Data provided

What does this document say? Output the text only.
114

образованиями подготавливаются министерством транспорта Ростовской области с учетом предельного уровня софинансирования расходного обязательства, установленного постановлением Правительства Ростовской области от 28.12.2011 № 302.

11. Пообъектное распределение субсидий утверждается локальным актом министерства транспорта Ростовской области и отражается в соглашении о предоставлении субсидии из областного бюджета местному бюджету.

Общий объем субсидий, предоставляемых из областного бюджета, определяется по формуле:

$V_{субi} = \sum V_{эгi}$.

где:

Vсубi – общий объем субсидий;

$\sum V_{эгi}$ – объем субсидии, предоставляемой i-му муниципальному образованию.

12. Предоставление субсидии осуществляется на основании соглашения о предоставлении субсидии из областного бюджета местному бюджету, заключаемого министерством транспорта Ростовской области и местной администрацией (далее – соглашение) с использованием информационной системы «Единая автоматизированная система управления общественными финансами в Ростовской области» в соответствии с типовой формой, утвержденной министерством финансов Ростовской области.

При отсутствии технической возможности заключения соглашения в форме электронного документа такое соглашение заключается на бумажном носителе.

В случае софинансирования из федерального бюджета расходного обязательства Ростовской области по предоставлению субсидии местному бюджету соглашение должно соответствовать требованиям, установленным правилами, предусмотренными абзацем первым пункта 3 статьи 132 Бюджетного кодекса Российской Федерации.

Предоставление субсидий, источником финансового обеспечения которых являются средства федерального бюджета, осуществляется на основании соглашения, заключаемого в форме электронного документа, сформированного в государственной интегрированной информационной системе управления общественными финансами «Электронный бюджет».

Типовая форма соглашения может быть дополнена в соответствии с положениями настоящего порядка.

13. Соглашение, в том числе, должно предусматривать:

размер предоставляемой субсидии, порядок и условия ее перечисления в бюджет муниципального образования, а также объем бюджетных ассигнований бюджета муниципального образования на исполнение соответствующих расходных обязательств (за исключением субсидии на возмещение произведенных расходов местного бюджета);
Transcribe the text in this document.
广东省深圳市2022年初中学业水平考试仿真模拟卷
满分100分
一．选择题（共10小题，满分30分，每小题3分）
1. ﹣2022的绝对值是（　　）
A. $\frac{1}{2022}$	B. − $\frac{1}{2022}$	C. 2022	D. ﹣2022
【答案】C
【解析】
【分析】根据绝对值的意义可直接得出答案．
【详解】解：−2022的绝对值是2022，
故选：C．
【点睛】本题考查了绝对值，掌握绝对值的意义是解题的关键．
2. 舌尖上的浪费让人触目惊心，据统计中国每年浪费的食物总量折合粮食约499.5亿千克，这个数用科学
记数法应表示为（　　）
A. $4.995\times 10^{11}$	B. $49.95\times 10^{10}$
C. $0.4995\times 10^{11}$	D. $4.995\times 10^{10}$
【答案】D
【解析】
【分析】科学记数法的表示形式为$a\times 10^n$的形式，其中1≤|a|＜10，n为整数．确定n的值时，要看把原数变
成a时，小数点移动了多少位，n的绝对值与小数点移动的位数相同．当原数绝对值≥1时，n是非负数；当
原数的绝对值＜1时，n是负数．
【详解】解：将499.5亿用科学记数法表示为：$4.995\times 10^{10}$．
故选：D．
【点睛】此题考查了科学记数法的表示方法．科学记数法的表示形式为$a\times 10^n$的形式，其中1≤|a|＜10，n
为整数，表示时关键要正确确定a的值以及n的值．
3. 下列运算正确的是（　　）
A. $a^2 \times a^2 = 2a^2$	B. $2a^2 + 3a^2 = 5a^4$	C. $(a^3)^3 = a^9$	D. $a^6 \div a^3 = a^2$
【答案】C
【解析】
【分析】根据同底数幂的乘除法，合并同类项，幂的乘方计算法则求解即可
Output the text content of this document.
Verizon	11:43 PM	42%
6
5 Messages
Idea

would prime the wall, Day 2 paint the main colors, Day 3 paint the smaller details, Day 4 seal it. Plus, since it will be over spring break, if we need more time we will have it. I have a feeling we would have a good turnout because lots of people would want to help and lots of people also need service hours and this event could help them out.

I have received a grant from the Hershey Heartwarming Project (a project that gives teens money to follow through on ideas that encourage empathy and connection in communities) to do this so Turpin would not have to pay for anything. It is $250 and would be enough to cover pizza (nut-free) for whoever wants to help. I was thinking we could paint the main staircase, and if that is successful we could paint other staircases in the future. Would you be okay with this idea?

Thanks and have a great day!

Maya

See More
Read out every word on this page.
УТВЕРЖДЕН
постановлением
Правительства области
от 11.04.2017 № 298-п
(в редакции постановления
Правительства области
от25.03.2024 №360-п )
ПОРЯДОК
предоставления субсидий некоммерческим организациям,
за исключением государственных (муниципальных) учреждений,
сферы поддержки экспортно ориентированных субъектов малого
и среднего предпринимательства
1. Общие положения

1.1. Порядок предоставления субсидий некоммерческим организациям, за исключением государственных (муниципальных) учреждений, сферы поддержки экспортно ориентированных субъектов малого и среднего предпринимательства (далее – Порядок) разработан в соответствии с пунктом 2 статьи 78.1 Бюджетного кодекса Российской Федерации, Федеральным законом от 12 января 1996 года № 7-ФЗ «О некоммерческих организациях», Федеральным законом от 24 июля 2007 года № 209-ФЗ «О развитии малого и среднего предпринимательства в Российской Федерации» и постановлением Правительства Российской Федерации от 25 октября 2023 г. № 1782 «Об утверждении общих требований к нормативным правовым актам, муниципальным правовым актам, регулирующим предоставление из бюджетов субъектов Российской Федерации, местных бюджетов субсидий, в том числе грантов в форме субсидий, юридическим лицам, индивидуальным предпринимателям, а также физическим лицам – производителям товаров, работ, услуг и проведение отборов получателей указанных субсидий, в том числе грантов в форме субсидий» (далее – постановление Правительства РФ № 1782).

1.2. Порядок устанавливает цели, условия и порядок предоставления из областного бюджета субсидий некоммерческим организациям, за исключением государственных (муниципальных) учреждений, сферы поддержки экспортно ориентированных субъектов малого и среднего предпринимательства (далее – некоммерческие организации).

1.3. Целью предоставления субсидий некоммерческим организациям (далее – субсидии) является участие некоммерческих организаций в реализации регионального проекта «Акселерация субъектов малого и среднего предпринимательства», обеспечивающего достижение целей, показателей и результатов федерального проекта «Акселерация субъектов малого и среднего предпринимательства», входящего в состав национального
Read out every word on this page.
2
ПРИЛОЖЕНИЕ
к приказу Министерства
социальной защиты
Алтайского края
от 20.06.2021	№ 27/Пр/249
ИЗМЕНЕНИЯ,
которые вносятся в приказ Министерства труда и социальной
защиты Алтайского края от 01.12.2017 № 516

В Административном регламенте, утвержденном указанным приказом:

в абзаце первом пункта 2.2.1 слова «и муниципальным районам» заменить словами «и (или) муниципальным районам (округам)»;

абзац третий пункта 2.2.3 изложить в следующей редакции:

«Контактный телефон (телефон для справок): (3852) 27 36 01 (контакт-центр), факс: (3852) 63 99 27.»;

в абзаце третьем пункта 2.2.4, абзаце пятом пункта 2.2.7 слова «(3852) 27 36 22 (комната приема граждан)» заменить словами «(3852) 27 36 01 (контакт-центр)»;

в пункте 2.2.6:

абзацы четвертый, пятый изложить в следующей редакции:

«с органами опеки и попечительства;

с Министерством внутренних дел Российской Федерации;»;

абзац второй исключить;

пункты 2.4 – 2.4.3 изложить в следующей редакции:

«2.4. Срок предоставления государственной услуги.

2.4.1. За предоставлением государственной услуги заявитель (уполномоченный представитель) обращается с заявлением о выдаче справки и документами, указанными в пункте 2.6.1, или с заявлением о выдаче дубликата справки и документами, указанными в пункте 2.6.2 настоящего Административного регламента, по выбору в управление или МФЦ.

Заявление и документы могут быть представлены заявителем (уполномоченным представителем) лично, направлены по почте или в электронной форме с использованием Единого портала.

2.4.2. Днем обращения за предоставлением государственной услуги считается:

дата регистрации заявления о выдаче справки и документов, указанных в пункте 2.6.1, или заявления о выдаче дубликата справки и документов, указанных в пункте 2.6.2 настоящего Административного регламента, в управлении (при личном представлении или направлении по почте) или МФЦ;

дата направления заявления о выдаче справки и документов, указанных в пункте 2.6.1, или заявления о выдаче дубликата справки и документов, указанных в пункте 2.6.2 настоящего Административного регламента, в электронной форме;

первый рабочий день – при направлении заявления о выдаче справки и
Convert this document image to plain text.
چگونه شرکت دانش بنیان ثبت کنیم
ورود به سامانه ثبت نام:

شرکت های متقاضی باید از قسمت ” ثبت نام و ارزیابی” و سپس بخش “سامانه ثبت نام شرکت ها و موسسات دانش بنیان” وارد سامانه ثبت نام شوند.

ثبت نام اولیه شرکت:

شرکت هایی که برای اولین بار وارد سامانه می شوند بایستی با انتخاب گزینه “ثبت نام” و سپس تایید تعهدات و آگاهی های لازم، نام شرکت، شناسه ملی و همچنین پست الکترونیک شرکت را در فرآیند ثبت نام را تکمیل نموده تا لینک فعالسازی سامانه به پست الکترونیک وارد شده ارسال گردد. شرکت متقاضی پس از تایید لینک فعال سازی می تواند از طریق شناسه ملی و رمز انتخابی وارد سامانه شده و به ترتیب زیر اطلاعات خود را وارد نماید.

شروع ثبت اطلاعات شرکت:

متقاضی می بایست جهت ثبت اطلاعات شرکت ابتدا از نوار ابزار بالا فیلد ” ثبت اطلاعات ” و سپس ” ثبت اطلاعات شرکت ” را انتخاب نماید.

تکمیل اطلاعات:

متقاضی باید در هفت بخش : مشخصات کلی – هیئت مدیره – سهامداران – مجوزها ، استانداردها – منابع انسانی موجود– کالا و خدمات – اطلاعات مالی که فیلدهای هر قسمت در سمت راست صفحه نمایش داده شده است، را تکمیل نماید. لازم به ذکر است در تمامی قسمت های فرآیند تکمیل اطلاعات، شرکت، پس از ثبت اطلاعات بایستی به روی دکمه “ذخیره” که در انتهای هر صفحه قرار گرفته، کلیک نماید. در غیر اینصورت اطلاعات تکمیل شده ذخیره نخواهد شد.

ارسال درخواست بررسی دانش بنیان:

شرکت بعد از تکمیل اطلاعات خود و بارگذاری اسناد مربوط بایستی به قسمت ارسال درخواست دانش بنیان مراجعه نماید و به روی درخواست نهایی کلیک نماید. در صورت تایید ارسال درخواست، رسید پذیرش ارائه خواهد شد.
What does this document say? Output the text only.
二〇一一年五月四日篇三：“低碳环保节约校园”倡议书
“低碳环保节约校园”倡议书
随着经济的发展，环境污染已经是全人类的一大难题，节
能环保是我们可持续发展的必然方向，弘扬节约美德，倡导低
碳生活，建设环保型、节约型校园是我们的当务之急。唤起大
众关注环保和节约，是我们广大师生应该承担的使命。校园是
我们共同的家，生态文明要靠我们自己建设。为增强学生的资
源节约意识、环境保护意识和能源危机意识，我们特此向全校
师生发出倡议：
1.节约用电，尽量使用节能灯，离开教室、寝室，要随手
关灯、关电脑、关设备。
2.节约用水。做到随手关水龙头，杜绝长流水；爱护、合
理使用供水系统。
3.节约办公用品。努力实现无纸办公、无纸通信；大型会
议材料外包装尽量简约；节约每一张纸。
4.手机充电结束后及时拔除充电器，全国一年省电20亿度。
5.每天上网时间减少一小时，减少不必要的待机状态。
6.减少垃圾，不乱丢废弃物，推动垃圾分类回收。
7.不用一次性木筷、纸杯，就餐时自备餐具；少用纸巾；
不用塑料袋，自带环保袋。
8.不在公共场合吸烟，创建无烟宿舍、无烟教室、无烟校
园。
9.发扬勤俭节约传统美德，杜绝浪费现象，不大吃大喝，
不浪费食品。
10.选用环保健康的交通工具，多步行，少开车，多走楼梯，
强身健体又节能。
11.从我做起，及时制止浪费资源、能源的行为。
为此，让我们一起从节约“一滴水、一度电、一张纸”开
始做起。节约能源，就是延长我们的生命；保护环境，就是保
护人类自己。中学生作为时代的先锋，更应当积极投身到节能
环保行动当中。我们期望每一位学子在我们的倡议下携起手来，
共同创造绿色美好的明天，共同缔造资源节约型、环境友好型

Task to complete
Show all lines above holding "کلیک".

Result for this task
متقاضی باید در هفت بخش : مشخصات کلی – هیئت مدیره – سهامداران – مجوزها ، استانداردها – منابع انسانی موجود– کالا و خدمات – اطلاعات مالی که فیلدهای هر قسمت در سمت راست صفحه نمایش داده شده است، را تکمیل نماید. لازم به ذکر است در تمامی قسمت های فرآیند تکمیل اطلاعات، شرکت، پس از ثبت اطلاعات بایستی به روی دکمه “ذخیره” که در انتهای هر صفحه قرار گرفته، کلیک نماید. در غیر اینصورت اطلاعات تکمیل شده ذخیره نخواهد شد.
شرکت بعد از تکمیل اطلاعات خود و بارگذاری اسناد مربوط بایستی به قسمت ارسال درخواست دانش بنیان مراجعه نماید و به روی درخواست نهایی کلیک نماید. در صورت تایید ارسال درخواست، رسید پذیرش ارائه خواهد شد.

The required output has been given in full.